FRAGMENTO PROPORCIONADO
Por: Carmen Luna
La tragedia que involucra a Jean Pumarol, en la que lamentablemente perdió la vida una persona y otras resultaron heridas, ha estremecido a la sociedad dominicana. El hecho debe investigarse y la justicia debe actuar con responsabilidad. Pero es urgente ir más allá del morbo mediático y reconocer una verdad incómoda: la salud mental sigue siendo una de las áreas más desatendidas, estigmatizadas y excluyentes del sistema de salud dominicano.
Este caso pone de manifiesto lo que viven miles de familias dominicanas de clase media y pobre: el infierno de tener un ser querido con una condición mental, sin contar con los recursos económicos ni el respaldo institucional para atenderlo dignamente. En los centros privados, internar a una persona en crisis cuesta más de RD$100,000 mensuales, sin incluir medicamentos, psiquiatra, transporte ni terapias. Es un lujo inalcanzable para la mayoría.

CONSIGNA
Continúa, por favor, el artículo sobre la salud mental en el sistema de salud dominicano a partir de su última oración.

SECCIÓN DE DATOS
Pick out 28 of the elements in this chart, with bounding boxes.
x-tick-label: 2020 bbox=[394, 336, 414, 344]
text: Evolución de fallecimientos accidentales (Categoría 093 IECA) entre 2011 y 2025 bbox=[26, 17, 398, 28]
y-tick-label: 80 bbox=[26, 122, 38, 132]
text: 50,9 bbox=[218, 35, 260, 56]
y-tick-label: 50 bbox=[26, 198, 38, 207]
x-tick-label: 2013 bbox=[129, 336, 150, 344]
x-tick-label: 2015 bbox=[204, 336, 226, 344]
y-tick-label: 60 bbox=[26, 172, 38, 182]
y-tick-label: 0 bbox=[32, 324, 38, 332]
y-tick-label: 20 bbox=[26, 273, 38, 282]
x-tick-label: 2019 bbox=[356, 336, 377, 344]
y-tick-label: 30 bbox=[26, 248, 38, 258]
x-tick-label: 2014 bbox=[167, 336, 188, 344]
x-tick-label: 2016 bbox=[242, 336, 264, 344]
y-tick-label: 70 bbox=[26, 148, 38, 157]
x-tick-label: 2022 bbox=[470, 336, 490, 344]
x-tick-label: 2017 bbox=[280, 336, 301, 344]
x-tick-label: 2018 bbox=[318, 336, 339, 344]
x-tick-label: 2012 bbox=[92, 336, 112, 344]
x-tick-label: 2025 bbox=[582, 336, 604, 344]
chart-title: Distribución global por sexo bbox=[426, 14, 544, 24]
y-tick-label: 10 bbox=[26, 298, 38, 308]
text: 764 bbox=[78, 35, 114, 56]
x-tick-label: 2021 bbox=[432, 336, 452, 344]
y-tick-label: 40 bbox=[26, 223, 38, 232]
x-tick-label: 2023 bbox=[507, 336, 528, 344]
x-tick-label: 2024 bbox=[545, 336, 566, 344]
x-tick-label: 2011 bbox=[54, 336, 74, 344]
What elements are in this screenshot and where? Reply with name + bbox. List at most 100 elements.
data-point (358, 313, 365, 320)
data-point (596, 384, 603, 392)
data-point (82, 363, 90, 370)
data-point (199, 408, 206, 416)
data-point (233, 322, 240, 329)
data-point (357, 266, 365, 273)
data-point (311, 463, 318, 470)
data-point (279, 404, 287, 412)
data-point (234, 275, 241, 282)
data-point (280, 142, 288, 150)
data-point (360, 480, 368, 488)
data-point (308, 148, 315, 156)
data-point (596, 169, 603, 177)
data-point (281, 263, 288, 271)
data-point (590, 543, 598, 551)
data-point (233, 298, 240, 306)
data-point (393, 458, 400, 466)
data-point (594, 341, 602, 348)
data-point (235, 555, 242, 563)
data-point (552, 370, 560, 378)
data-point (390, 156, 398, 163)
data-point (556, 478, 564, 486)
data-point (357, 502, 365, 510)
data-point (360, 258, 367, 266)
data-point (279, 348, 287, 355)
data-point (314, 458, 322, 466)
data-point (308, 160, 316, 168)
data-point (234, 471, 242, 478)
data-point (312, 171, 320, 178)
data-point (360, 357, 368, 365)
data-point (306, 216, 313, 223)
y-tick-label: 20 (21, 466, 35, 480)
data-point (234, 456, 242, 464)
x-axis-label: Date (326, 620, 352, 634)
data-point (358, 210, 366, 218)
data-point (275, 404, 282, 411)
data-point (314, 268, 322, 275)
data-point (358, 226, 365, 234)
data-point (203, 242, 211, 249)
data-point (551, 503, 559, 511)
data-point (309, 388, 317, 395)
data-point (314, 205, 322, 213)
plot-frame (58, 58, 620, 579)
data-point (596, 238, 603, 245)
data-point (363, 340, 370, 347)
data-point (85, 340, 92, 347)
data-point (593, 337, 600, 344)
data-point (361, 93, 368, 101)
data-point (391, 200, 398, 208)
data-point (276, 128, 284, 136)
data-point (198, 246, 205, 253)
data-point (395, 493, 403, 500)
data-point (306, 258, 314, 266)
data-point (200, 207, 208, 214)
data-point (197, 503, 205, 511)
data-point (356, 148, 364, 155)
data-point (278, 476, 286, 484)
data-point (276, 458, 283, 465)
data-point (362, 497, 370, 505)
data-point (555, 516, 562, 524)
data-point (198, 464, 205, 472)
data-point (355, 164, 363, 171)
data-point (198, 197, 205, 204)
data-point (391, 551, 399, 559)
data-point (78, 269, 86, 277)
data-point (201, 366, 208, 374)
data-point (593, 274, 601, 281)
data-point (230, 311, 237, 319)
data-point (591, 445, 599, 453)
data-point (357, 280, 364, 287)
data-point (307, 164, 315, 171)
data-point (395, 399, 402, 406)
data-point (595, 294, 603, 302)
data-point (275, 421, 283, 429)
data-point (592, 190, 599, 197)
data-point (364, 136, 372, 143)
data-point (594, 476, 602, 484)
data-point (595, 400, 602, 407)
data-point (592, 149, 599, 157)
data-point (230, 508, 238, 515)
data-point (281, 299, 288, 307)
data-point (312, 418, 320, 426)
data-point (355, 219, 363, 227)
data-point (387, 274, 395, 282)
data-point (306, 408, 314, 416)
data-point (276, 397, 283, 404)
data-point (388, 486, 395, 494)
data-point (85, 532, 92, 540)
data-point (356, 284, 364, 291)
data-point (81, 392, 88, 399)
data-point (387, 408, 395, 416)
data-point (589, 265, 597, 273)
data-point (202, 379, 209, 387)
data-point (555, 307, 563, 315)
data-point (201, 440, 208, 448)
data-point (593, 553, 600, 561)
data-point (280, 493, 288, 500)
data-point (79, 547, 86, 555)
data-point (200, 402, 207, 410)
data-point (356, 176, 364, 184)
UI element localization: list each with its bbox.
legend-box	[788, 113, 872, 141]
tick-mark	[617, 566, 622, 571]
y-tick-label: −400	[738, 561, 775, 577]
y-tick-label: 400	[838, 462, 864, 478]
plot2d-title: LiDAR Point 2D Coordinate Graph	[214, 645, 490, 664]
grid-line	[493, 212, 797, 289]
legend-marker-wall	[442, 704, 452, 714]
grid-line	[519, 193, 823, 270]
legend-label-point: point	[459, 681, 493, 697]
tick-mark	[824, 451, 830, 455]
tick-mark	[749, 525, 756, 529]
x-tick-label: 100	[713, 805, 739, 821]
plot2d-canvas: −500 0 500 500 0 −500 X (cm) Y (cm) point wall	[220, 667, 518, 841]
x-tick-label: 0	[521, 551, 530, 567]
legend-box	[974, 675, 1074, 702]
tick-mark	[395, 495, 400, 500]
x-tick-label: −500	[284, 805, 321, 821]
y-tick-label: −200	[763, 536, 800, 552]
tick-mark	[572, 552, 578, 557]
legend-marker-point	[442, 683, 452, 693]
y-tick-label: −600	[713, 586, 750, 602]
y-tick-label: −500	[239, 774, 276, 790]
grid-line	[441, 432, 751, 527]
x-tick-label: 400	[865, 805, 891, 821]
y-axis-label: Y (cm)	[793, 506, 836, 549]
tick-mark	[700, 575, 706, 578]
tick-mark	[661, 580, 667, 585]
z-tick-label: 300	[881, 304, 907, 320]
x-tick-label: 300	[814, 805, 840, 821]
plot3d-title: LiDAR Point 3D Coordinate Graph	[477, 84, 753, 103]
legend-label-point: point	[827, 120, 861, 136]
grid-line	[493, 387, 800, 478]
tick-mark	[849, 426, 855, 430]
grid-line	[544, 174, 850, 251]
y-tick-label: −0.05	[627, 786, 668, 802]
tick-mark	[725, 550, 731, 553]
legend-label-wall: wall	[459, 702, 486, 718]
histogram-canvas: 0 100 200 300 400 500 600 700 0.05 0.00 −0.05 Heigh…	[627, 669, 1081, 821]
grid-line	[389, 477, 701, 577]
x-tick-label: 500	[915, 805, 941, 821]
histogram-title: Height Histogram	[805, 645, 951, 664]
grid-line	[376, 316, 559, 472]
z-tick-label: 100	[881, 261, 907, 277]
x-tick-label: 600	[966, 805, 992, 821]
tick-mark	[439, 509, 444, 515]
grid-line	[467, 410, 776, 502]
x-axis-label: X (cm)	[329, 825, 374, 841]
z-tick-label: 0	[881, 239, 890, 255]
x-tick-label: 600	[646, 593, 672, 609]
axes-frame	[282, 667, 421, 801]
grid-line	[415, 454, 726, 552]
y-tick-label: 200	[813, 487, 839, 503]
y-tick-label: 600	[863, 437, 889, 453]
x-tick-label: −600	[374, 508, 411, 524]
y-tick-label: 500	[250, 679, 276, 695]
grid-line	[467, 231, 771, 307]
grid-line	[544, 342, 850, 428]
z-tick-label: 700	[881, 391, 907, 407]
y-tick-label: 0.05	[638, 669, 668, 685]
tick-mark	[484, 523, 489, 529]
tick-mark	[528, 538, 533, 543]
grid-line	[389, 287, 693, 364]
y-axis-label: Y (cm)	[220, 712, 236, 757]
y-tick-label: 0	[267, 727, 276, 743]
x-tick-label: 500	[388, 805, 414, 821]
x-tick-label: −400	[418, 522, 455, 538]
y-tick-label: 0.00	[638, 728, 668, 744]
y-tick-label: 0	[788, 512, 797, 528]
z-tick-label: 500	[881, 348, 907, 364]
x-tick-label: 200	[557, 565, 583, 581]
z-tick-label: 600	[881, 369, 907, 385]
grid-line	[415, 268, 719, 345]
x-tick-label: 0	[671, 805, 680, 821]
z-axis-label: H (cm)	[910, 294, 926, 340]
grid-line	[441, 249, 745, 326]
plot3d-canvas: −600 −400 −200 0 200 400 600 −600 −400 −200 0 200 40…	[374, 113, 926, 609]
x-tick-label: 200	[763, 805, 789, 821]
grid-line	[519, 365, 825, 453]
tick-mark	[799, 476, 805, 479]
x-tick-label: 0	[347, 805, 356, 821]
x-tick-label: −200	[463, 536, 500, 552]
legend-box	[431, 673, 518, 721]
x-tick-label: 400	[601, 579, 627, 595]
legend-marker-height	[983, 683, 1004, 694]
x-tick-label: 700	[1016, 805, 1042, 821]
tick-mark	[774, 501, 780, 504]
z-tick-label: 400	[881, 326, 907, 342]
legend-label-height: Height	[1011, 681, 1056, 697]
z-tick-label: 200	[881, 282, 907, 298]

RESPUESTA
Por otro lado, el sistema público ofrece casi nada. Y lo poco que existe, se mantiene cerrado, opaco y reservado a unos pocos privilegiados. El Centro de Rehabilitación Psicosocial Padre Billini, conocido como “El 28”, está activo. Pero su funcionamiento y acceso están rodeados de misterio y discrecionalidad. Solo ciertas personas ligadas al poder político o al sector privado influyente manejan información sobre cómo ingresar a un familiar en ese centro. Para el resto del país, simplemente no hay respuesta.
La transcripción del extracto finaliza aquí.